**Listing:**
__________

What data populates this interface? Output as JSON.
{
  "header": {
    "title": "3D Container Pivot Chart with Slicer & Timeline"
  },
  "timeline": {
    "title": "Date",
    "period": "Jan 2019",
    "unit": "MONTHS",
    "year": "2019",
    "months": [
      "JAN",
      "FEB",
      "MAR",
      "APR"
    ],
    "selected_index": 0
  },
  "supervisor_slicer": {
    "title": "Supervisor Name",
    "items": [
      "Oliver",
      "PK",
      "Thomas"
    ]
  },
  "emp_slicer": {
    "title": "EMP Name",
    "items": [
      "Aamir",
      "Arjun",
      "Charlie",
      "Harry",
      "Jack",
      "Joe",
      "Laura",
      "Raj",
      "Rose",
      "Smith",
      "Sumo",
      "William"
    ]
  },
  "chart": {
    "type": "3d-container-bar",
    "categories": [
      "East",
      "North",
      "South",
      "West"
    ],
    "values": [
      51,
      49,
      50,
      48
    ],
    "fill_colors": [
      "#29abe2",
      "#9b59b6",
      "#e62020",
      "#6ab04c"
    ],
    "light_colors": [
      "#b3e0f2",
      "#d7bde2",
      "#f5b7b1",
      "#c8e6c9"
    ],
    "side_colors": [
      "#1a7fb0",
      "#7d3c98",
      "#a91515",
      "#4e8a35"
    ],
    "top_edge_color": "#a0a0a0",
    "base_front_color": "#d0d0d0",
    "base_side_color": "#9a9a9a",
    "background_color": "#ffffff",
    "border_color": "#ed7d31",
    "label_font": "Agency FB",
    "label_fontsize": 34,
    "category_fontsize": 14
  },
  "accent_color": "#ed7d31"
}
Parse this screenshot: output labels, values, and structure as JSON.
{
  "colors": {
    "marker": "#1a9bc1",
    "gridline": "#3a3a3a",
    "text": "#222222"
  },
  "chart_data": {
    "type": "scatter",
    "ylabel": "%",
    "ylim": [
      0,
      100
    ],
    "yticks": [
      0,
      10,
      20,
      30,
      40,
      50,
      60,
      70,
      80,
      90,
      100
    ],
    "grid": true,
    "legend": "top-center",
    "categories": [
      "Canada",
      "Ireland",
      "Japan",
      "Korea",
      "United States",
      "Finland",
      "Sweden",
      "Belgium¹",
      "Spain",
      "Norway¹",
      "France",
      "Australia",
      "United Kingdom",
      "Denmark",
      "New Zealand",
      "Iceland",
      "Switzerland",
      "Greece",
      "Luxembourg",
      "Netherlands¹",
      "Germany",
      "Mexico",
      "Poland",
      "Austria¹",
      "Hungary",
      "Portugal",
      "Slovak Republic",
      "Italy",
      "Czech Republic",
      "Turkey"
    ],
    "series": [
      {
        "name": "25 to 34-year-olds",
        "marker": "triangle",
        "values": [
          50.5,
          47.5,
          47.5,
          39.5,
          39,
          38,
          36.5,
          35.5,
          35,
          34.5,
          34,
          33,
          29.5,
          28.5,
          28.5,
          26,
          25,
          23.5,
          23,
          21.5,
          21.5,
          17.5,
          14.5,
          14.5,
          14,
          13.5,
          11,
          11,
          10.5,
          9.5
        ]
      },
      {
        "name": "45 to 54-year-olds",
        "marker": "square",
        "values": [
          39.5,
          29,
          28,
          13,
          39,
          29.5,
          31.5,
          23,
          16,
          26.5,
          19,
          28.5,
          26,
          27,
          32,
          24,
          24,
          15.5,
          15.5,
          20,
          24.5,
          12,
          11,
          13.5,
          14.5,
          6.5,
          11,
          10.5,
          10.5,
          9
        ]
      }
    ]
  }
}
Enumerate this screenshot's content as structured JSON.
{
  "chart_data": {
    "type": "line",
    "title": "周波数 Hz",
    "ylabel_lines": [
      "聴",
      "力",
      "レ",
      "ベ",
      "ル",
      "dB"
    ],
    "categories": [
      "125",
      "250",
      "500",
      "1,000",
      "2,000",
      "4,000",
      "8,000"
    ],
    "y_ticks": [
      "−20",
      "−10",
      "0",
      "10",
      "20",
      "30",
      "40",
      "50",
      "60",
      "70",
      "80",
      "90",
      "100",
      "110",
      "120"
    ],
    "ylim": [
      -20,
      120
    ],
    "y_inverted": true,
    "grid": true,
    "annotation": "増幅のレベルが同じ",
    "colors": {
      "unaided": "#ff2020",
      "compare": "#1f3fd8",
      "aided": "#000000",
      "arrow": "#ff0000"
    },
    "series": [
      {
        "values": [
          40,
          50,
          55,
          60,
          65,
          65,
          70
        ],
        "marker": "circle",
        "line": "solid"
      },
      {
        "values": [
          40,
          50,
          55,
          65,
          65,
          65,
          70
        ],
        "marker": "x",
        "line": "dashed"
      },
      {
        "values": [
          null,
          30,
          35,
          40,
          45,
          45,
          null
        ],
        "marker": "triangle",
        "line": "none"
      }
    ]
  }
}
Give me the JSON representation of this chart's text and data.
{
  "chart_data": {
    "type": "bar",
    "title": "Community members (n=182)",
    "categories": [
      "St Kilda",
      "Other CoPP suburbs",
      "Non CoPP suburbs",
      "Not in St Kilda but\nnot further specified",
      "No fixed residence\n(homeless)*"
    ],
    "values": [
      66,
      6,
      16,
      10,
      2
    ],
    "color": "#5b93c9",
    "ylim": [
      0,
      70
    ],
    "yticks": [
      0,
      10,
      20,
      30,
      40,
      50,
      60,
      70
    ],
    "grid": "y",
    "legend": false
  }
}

__________

All records above must be set down exactly, please.

**Task response:**
What data populates this interface? Output as JSON.
{
  "header": {
    "title": "3D Container Pivot Chart with Slicer & Timeline"
  },
  "timeline": {
    "title": "Date",
    "period": "Jan 2019",
    "unit": "MONTHS",
    "year": "2019",
    "months": [
      "JAN",
      "FEB",
      "MAR",
      "APR"
    ],
    "selected_index": 0
  },
  "supervisor_slicer": {
    "title": "Supervisor Name",
    "items": [
      "Oliver",
      "PK",
      "Thomas"
    ]
  },
  "emp_slicer": {
    "title": "EMP Name",
    "items": [
      "Aamir",
      "Arjun",
      "Charlie",
      "Harry",
      "Jack",
      "Joe",
      "Laura",
      "Raj",
      "Rose",
      "Smith",
      "Sumo",
      "William"
    ]
  },
  "chart": {
    "type": "3d-container-bar",
    "categories": [
      "East",
      "North",
      "South",
      "West"
    ],
    "values": [
      51,
      49,
      50,
      48
    ],
    "fill_colors": [
      "#29abe2",
      "#9b59b6",
      "#e62020",
      "#6ab04c"
    ],
    "light_colors": [
      "#b3e0f2",
      "#d7bde2",
      "#f5b7b1",
      "#c8e6c9"
    ],
    "side_colors": [
      "#1a7fb0",
      "#7d3c98",
      "#a91515",
      "#4e8a35"
    ],
    "top_edge_color": "#a0a0a0",
    "base_front_color": "#d0d0d0",
    "base_side_color": "#9a9a9a",
    "background_color": "#ffffff",
    "border_color": "#ed7d31",
    "label_font": "Agency FB",
    "label_fontsize": 34,
    "category_fontsize": 14
  },
  "accent_color": "#ed7d31"
}
Parse this screenshot: output labels, values, and structure as JSON.
{
  "colors": {
    "marker": "#1a9bc1",
    "gridline": "#3a3a3a",
    "text": "#222222"
  },
  "chart_data": {
    "type": "scatter",
    "ylabel": "%",
    "ylim": [
      0,
      100
    ],
    "yticks": [
      0,
      10,
      20,
      30,
      40,
      50,
      60,
      70,
      80,
      90,
      100
    ],
    "grid": true,
    "legend": "top-center",
    "categories": [
      "Canada",
      "Ireland",
      "Japan",
      "Korea",
      "United States",
      "Finland",
      "Sweden",
      "Belgium¹",
      "Spain",
      "Norway¹",
      "France",
      "Australia",
      "United Kingdom",
      "Denmark",
      "New Zealand",
      "Iceland",
      "Switzerland",
      "Greece",
      "Luxembourg",
      "Netherlands¹",
      "Germany",
      "Mexico",
      "Poland",
      "Austria¹",
      "Hungary",
      "Portugal",
      "Slovak Republic",
      "Italy",
      "Czech Republic",
      "Turkey"
    ],
    "series": [
      {
        "name": "25 to 34-year-olds",
        "marker": "triangle",
        "values": [
          50.5,
          47.5,
          47.5,
          39.5,
          39,
          38,
          36.5,
          35.5,
          35,
          34.5,
          34,
          33,
          29.5,
          28.5,
          28.5,
          26,
          25,
          23.5,
          23,
          21.5,
          21.5,
          17.5,
          14.5,
          14.5,
          14,
          13.5,
          11,
          11,
          10.5,
          9.5
        ]
      },
      {
        "name": "45 to 54-year-olds",
        "marker": "square",
        "values": [
          39.5,
          29,
          28,
          13,
          39,
          29.5,
          31.5,
          23,
          16,
          26.5,
          19,
          28.5,
          26,
          27,
          32,
          24,
          24,
          15.5,
          15.5,
          20,
          24.5,
          12,
          11,
          13.5,
          14.5,
          6.5,
          11,
          10.5,
          10.5,
          9
        ]
      }
    ]
  }
}
Enumerate this screenshot's content as structured JSON.
{
  "chart_data": {
    "type": "line",
    "title": "周波数 Hz",
    "ylabel_lines": [
      "聴",
      "力",
      "レ",
      "ベ",
      "ル",
      "dB"
    ],
    "categories": [
      "125",
      "250",
      "500",
      "1,000",
      "2,000",
      "4,000",
      "8,000"
    ],
    "y_ticks": [
      "−20",
      "−10",
      "0",
      "10",
      "20",
      "30",
      "40",
      "50",
      "60",
      "70",
      "80",
      "90",
      "100",
      "110",
      "120"
    ],
    "ylim": [
      -20,
      120
    ],
    "y_inverted": true,
    "grid": true,
    "annotation": "増幅のレベルが同じ",
    "colors": {
      "unaided": "#ff2020",
      "compare": "#1f3fd8",
      "aided": "#000000",
      "arrow": "#ff0000"
    },
    "series": [
      {
        "values": [
          40,
          50,
          55,
          60,
          65,
          65,
          70
        ],
        "marker": "circle",
        "line": "solid"
      },
      {
        "values": [
          40,
          50,
          55,
          65,
          65,
          65,
          70
        ],
        "marker": "x",
        "line": "dashed"
      },
      {
        "values": [
          null,
          30,
          35,
          40,
          45,
          45,
          null
        ],
        "marker": "triangle",
        "line": "none"
      }
    ]
  }
}
Give me the JSON representation of this chart's text and data.
{
  "chart_data": {
    "type": "bar",
    "title": "Community members (n=182)",
    "categories": [
      "St Kilda",
      "Other CoPP suburbs",
      "Non CoPP suburbs",
      "Not in St Kilda but\nnot further specified",
      "No fixed residence\n(homeless)*"
    ],
    "values": [
      66,
      6,
      16,
      10,
      2
    ],
    "color": "#5b93c9",
    "ylim": [
      0,
      70
    ],
    "yticks": [
      0,
      10,
      20,
      30,
      40,
      50,
      60,
      70
    ],
    "grid": "y",
    "legend": false
  }
}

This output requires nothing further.